Your task is to repeat the entries word for word while leaving out the pictures.

Data records:
►

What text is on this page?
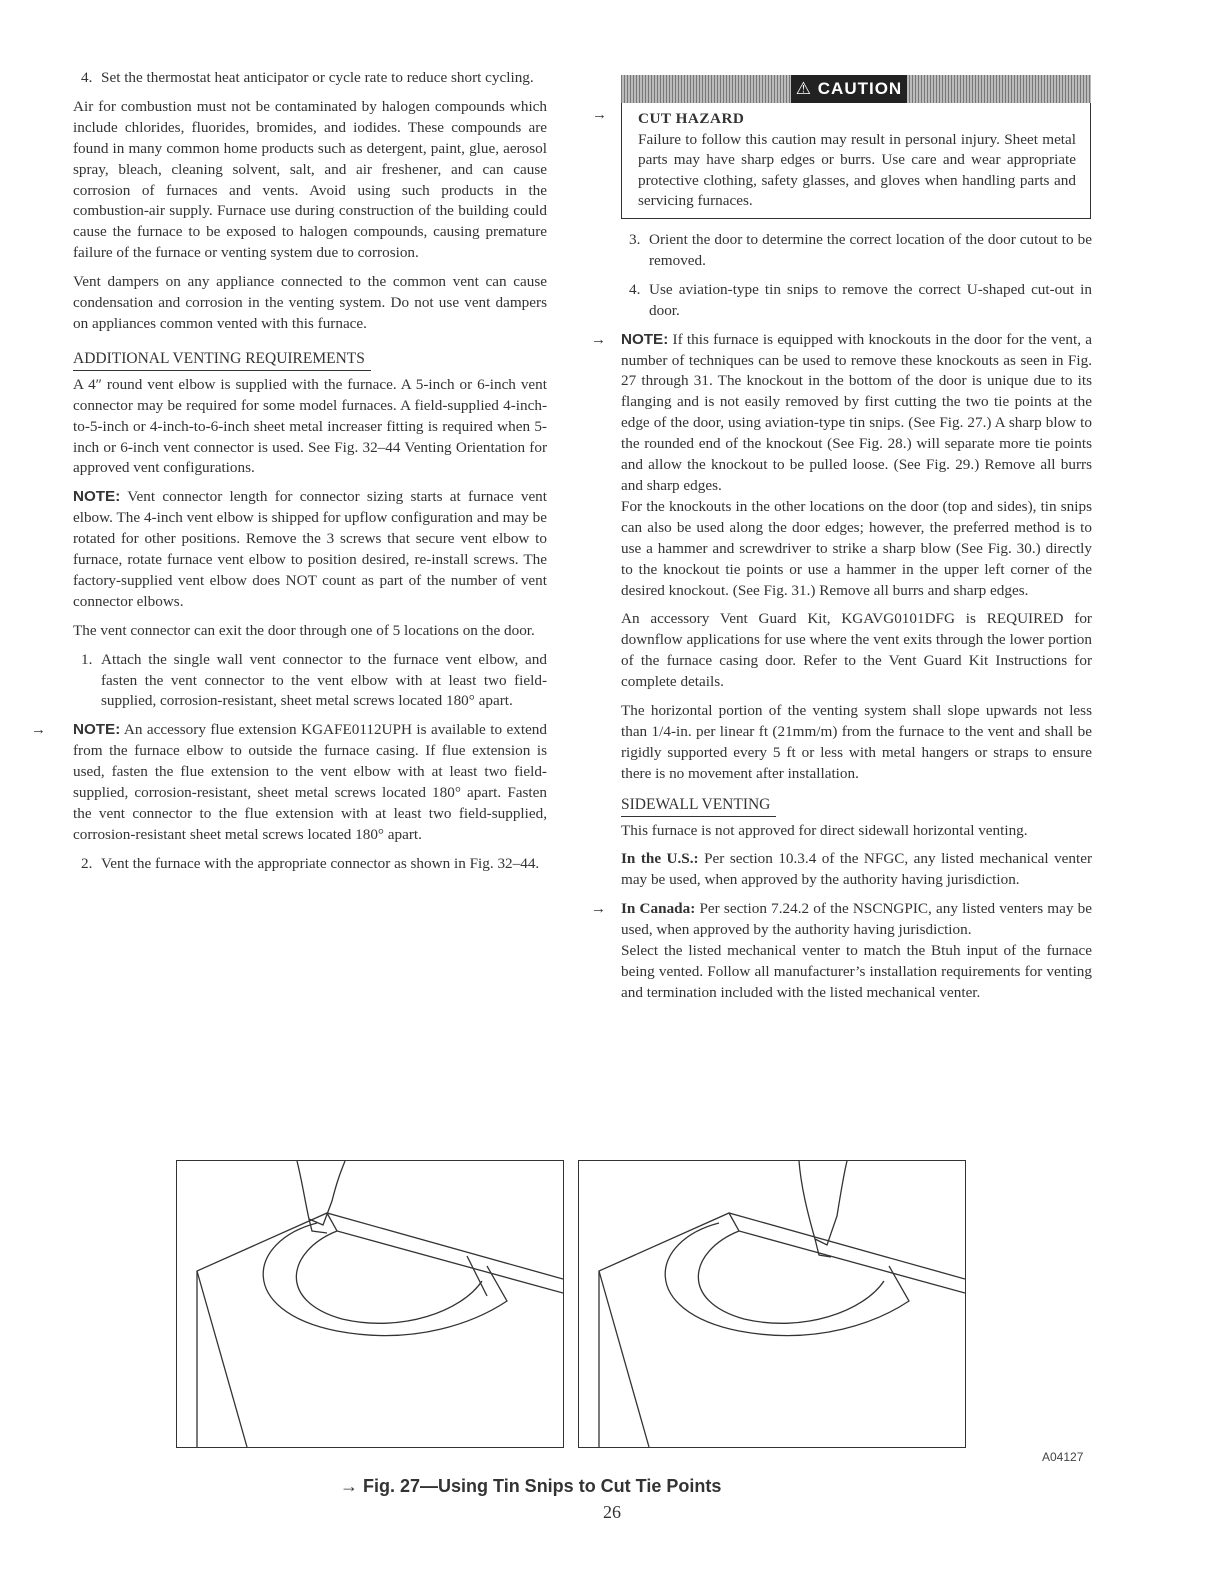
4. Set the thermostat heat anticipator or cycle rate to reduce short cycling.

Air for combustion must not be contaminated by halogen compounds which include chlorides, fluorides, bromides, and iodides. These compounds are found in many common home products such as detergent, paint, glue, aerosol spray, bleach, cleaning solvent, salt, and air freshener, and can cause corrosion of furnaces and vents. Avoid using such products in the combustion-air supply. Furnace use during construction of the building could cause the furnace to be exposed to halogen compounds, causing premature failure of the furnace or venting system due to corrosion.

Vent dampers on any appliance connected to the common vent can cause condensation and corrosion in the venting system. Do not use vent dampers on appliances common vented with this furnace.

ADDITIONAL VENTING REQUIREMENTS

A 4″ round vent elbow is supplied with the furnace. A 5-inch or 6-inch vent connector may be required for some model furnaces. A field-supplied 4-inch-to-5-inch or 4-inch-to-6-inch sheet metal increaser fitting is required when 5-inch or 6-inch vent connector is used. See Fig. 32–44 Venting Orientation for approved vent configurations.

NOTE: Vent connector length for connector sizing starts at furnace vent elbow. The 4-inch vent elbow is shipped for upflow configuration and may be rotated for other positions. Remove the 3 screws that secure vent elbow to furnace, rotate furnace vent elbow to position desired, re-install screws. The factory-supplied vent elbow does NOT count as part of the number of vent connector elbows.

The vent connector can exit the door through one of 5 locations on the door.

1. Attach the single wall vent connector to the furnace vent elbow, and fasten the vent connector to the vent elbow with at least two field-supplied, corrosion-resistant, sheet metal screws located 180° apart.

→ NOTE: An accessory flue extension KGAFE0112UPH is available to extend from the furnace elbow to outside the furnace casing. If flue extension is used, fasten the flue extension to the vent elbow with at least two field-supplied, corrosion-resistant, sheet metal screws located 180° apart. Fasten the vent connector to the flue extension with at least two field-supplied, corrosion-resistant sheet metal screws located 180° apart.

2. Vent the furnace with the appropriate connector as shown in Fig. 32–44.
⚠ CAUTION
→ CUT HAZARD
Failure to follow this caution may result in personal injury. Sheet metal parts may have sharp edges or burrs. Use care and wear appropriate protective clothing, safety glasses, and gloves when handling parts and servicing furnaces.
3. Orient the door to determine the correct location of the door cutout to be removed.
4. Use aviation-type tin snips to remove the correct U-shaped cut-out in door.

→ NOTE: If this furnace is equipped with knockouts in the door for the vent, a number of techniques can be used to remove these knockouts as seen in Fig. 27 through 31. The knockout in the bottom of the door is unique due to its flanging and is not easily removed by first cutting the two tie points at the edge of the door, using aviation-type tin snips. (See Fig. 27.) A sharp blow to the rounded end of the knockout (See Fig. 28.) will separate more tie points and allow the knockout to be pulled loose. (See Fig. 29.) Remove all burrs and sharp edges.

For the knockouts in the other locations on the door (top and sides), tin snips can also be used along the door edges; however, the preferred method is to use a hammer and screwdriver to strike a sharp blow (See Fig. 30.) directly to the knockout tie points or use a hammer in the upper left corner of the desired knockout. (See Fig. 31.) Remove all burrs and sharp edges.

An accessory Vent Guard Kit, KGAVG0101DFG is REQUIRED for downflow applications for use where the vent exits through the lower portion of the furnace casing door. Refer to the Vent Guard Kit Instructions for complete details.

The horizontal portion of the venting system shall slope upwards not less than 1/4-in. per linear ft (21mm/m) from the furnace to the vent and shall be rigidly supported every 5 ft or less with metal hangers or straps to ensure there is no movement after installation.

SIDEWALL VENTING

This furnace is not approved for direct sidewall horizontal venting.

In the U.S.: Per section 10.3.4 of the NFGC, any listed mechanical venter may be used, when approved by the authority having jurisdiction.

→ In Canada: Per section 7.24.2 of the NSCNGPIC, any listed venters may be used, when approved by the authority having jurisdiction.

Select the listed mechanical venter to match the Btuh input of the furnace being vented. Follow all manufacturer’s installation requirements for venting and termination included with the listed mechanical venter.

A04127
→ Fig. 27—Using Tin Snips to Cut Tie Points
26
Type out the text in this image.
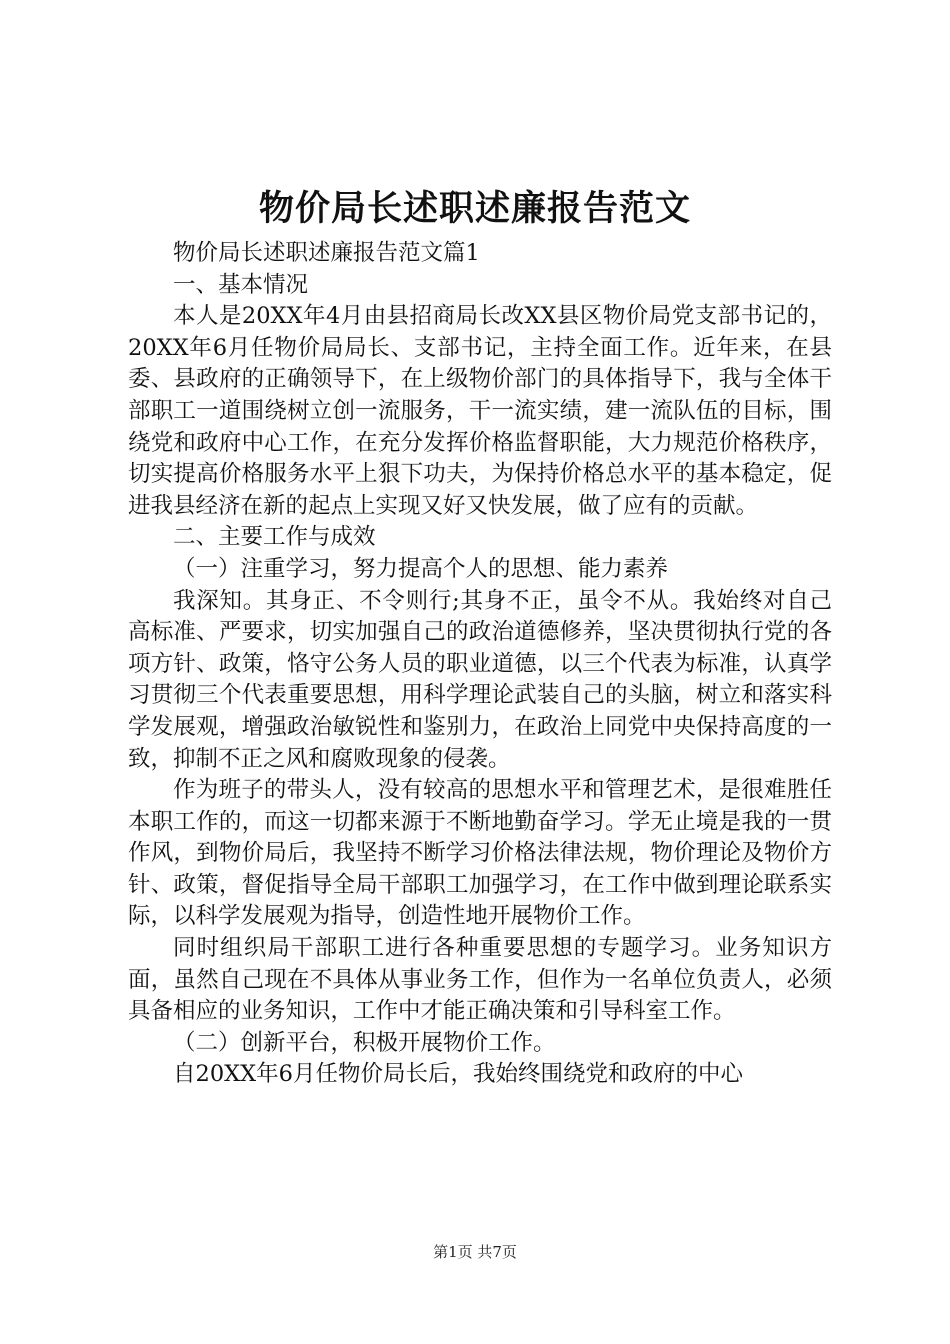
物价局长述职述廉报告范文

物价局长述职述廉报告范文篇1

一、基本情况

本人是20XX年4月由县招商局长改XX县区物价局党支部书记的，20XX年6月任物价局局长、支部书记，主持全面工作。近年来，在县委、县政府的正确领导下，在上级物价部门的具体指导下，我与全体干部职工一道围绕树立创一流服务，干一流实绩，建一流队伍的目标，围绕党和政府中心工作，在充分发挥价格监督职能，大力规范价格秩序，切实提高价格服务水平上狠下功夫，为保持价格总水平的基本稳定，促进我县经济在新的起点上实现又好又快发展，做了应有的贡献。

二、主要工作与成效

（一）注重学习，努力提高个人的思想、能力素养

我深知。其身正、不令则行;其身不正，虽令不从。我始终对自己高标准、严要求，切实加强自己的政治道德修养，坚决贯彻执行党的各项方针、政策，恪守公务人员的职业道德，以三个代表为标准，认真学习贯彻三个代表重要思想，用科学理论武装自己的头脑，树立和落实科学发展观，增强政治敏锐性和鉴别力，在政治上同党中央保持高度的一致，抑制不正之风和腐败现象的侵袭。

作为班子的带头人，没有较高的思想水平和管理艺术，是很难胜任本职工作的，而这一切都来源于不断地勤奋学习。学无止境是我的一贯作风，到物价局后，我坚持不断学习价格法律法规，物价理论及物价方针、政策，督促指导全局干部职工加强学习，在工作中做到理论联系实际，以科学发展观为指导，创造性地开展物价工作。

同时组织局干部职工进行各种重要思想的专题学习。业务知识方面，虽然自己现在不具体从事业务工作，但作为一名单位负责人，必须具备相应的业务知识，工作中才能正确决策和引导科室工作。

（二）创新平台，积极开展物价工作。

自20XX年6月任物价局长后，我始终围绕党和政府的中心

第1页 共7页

◄

Exercise output
What text is on this page?
4. Set the thermostat heat anticipator or cycle rate to reduce short cycling.

Air for combustion must not be contaminated by halogen compounds which include chlorides, fluorides, bromides, and iodides. These compounds are found in many common home products such as detergent, paint, glue, aerosol spray, bleach, cleaning solvent, salt, and air freshener, and can cause corrosion of furnaces and vents. Avoid using such products in the combustion-air supply. Furnace use during construction of the building could cause the furnace to be exposed to halogen compounds, causing premature failure of the furnace or venting system due to corrosion.

Vent dampers on any appliance connected to the common vent can cause condensation and corrosion in the venting system. Do not use vent dampers on appliances common vented with this furnace.

ADDITIONAL VENTING REQUIREMENTS

A 4″ round vent elbow is supplied with the furnace. A 5-inch or 6-inch vent connector may be required for some model furnaces. A field-supplied 4-inch-to-5-inch or 4-inch-to-6-inch sheet metal increaser fitting is required when 5-inch or 6-inch vent connector is used. See Fig. 32–44 Venting Orientation for approved vent configurations.

NOTE: Vent connector length for connector sizing starts at furnace vent elbow. The 4-inch vent elbow is shipped for upflow configuration and may be rotated for other positions. Remove the 3 screws that secure vent elbow to furnace, rotate furnace vent elbow to position desired, re-install screws. The factory-supplied vent elbow does NOT count as part of the number of vent connector elbows.

The vent connector can exit the door through one of 5 locations on the door.

1. Attach the single wall vent connector to the furnace vent elbow, and fasten the vent connector to the vent elbow with at least two field-supplied, corrosion-resistant, sheet metal screws located 180° apart.

→ NOTE: An accessory flue extension KGAFE0112UPH is available to extend from the furnace elbow to outside the furnace casing. If flue extension is used, fasten the flue extension to the vent elbow with at least two field-supplied, corrosion-resistant, sheet metal screws located 180° apart. Fasten the vent connector to the flue extension with at least two field-supplied, corrosion-resistant sheet metal screws located 180° apart.

2. Vent the furnace with the appropriate connector as shown in Fig. 32–44.
⚠ CAUTION
→ CUT HAZARD
Failure to follow this caution may result in personal injury. Sheet metal parts may have sharp edges or burrs. Use care and wear appropriate protective clothing, safety glasses, and gloves when handling parts and servicing furnaces.
3. Orient the door to determine the correct location of the door cutout to be removed.
4. Use aviation-type tin snips to remove the correct U-shaped cut-out in door.

→ NOTE: If this furnace is equipped with knockouts in the door for the vent, a number of techniques can be used to remove these knockouts as seen in Fig. 27 through 31. The knockout in the bottom of the door is unique due to its flanging and is not easily removed by first cutting the two tie points at the edge of the door, using aviation-type tin snips. (See Fig. 27.) A sharp blow to the rounded end of the knockout (See Fig. 28.) will separate more tie points and allow the knockout to be pulled loose. (See Fig. 29.) Remove all burrs and sharp edges.

For the knockouts in the other locations on the door (top and sides), tin snips can also be used along the door edges; however, the preferred method is to use a hammer and screwdriver to strike a sharp blow (See Fig. 30.) directly to the knockout tie points or use a hammer in the upper left corner of the desired knockout. (See Fig. 31.) Remove all burrs and sharp edges.

An accessory Vent Guard Kit, KGAVG0101DFG is REQUIRED for downflow applications for use where the vent exits through the lower portion of the furnace casing door. Refer to the Vent Guard Kit Instructions for complete details.

The horizontal portion of the venting system shall slope upwards not less than 1/4-in. per linear ft (21mm/m) from the furnace to the vent and shall be rigidly supported every 5 ft or less with metal hangers or straps to ensure there is no movement after installation.

SIDEWALL VENTING

This furnace is not approved for direct sidewall horizontal venting.

In the U.S.: Per section 10.3.4 of the NFGC, any listed mechanical venter may be used, when approved by the authority having jurisdiction.

→ In Canada: Per section 7.24.2 of the NSCNGPIC, any listed venters may be used, when approved by the authority having jurisdiction.

Select the listed mechanical venter to match the Btuh input of the furnace being vented. Follow all manufacturer’s installation requirements for venting and termination included with the listed mechanical venter.

A04127
→ Fig. 27—Using Tin Snips to Cut Tie Points
26
Type out the text in this image.
物价局长述职述廉报告范文

物价局长述职述廉报告范文篇1

一、基本情况

本人是20XX年4月由县招商局长改XX县区物价局党支部书记的，20XX年6月任物价局局长、支部书记，主持全面工作。近年来，在县委、县政府的正确领导下，在上级物价部门的具体指导下，我与全体干部职工一道围绕树立创一流服务，干一流实绩，建一流队伍的目标，围绕党和政府中心工作，在充分发挥价格监督职能，大力规范价格秩序，切实提高价格服务水平上狠下功夫，为保持价格总水平的基本稳定，促进我县经济在新的起点上实现又好又快发展，做了应有的贡献。

二、主要工作与成效

（一）注重学习，努力提高个人的思想、能力素养

我深知。其身正、不令则行;其身不正，虽令不从。我始终对自己高标准、严要求，切实加强自己的政治道德修养，坚决贯彻执行党的各项方针、政策，恪守公务人员的职业道德，以三个代表为标准，认真学习贯彻三个代表重要思想，用科学理论武装自己的头脑，树立和落实科学发展观，增强政治敏锐性和鉴别力，在政治上同党中央保持高度的一致，抑制不正之风和腐败现象的侵袭。

作为班子的带头人，没有较高的思想水平和管理艺术，是很难胜任本职工作的，而这一切都来源于不断地勤奋学习。学无止境是我的一贯作风，到物价局后，我坚持不断学习价格法律法规，物价理论及物价方针、政策，督促指导全局干部职工加强学习，在工作中做到理论联系实际，以科学发展观为指导，创造性地开展物价工作。

同时组织局干部职工进行各种重要思想的专题学习。业务知识方面，虽然自己现在不具体从事业务工作，但作为一名单位负责人，必须具备相应的业务知识，工作中才能正确决策和引导科室工作。

（二）创新平台，积极开展物价工作。

自20XX年6月任物价局长后，我始终围绕党和政府的中心

第1页 共7页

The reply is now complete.